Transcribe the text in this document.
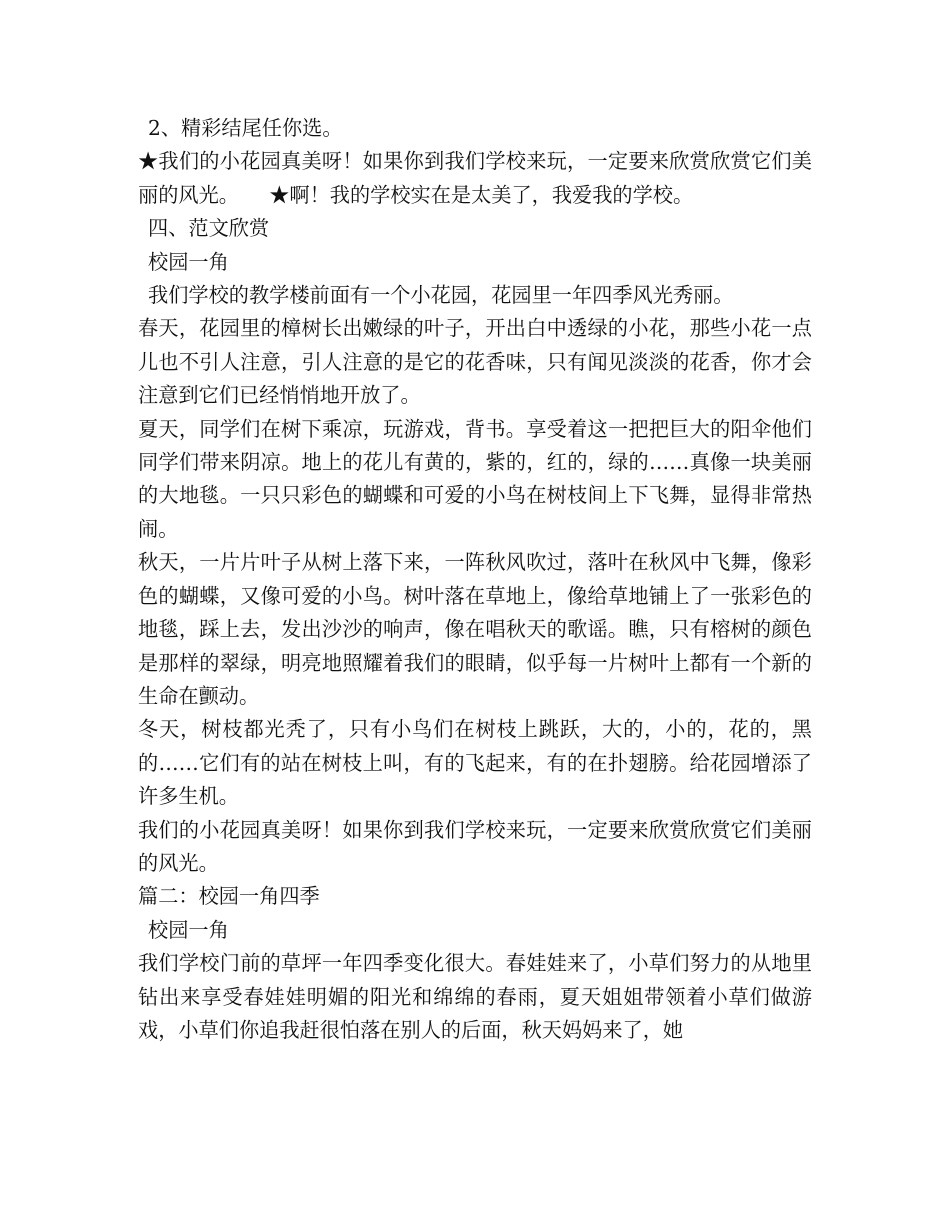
2、精彩结尾任你选。

★我们的小花园真美呀！如果你到我们学校来玩，一定要来欣赏欣赏它们美丽的风光。　　★啊！我的学校实在是太美了，我爱我的学校。

四、范文欣赏

校园一角

我们学校的教学楼前面有一个小花园，花园里一年四季风光秀丽。

春天，花园里的樟树长出嫩绿的叶子，开出白中透绿的小花，那些小花一点儿也不引人注意，引人注意的是它的花香味，只有闻见淡淡的花香，你才会注意到它们已经悄悄地开放了。

夏天，同学们在树下乘凉，玩游戏，背书。享受着这一把把巨大的阳伞他们同学们带来阴凉。地上的花儿有黄的，紫的，红的，绿的……真像一块美丽的大地毯。一只只彩色的蝴蝶和可爱的小鸟在树枝间上下飞舞，显得非常热闹。

秋天，一片片叶子从树上落下来，一阵秋风吹过，落叶在秋风中飞舞，像彩色的蝴蝶，又像可爱的小鸟。树叶落在草地上，像给草地铺上了一张彩色的地毯，踩上去，发出沙沙的响声，像在唱秋天的歌谣。瞧，只有榕树的颜色是那样的翠绿，明亮地照耀着我们的眼睛，似乎每一片树叶上都有一个新的生命在颤动。

冬天，树枝都光秃了，只有小鸟们在树枝上跳跃，大的，小的，花的，黑的……它们有的站在树枝上叫，有的飞起来，有的在扑翅膀。给花园增添了许多生机。

我们的小花园真美呀！如果你到我们学校来玩，一定要来欣赏欣赏它们美丽的风光。

篇二：校园一角四季

校园一角

我们学校门前的草坪一年四季变化很大。春娃娃来了，小草们努力的从地里钻出来享受春娃娃明媚的阳光和绵绵的春雨，夏天姐姐带领着小草们做游戏，小草们你追我赶很怕落在别人的后面，秋天妈妈来了，她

* * *

**What the task asks**
Give every record back exactly as it reads, with no images.

**Full solution**
Transcribe the text in this document.
2、精彩结尾任你选。

★我们的小花园真美呀！如果你到我们学校来玩，一定要来欣赏欣赏它们美丽的风光。　　★啊！我的学校实在是太美了，我爱我的学校。

四、范文欣赏

校园一角

我们学校的教学楼前面有一个小花园，花园里一年四季风光秀丽。

春天，花园里的樟树长出嫩绿的叶子，开出白中透绿的小花，那些小花一点儿也不引人注意，引人注意的是它的花香味，只有闻见淡淡的花香，你才会注意到它们已经悄悄地开放了。

夏天，同学们在树下乘凉，玩游戏，背书。享受着这一把把巨大的阳伞他们同学们带来阴凉。地上的花儿有黄的，紫的，红的，绿的……真像一块美丽的大地毯。一只只彩色的蝴蝶和可爱的小鸟在树枝间上下飞舞，显得非常热闹。

秋天，一片片叶子从树上落下来，一阵秋风吹过，落叶在秋风中飞舞，像彩色的蝴蝶，又像可爱的小鸟。树叶落在草地上，像给草地铺上了一张彩色的地毯，踩上去，发出沙沙的响声，像在唱秋天的歌谣。瞧，只有榕树的颜色是那样的翠绿，明亮地照耀着我们的眼睛，似乎每一片树叶上都有一个新的生命在颤动。

冬天，树枝都光秃了，只有小鸟们在树枝上跳跃，大的，小的，花的，黑的……它们有的站在树枝上叫，有的飞起来，有的在扑翅膀。给花园增添了许多生机。

我们的小花园真美呀！如果你到我们学校来玩，一定要来欣赏欣赏它们美丽的风光。

篇二：校园一角四季

校园一角

我们学校门前的草坪一年四季变化很大。春娃娃来了，小草们努力的从地里钻出来享受春娃娃明媚的阳光和绵绵的春雨，夏天姐姐带领着小草们做游戏，小草们你追我赶很怕落在别人的后面，秋天妈妈来了，她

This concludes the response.